What you should do: Output the full listing below exactly as it reads, and skip anything that is a picture.

Data to use:
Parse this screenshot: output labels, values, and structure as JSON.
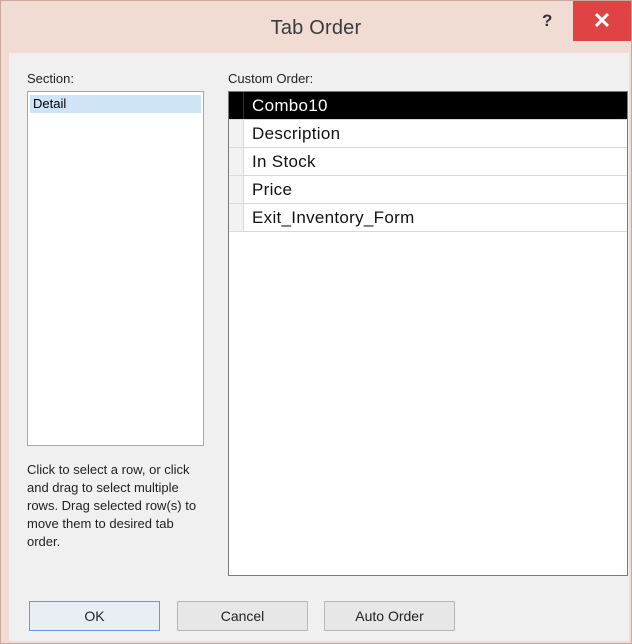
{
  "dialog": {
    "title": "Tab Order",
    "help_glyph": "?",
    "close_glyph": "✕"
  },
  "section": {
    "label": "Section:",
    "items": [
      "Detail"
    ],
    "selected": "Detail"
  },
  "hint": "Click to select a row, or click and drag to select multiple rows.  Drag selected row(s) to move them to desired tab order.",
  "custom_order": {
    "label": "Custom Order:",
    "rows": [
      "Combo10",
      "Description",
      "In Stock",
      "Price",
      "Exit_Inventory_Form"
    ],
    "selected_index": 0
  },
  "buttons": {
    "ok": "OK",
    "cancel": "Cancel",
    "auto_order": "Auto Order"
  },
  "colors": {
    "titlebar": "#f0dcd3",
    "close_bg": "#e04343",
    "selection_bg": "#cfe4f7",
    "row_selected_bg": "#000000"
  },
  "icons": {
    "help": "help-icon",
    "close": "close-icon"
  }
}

Exercise output:
Parse this screenshot: output labels, values, and structure as JSON.
{
  "dialog": {
    "title": "Tab Order",
    "help_glyph": "?",
    "close_glyph": "✕"
  },
  "section": {
    "label": "Section:",
    "items": [
      "Detail"
    ],
    "selected": "Detail"
  },
  "hint": "Click to select a row, or click and drag to select multiple rows.  Drag selected row(s) to move them to desired tab order.",
  "custom_order": {
    "label": "Custom Order:",
    "rows": [
      "Combo10",
      "Description",
      "In Stock",
      "Price",
      "Exit_Inventory_Form"
    ],
    "selected_index": 0
  },
  "buttons": {
    "ok": "OK",
    "cancel": "Cancel",
    "auto_order": "Auto Order"
  },
  "colors": {
    "titlebar": "#f0dcd3",
    "close_bg": "#e04343",
    "selection_bg": "#cfe4f7",
    "row_selected_bg": "#000000"
  },
  "icons": {
    "help": "help-icon",
    "close": "close-icon"
  }
}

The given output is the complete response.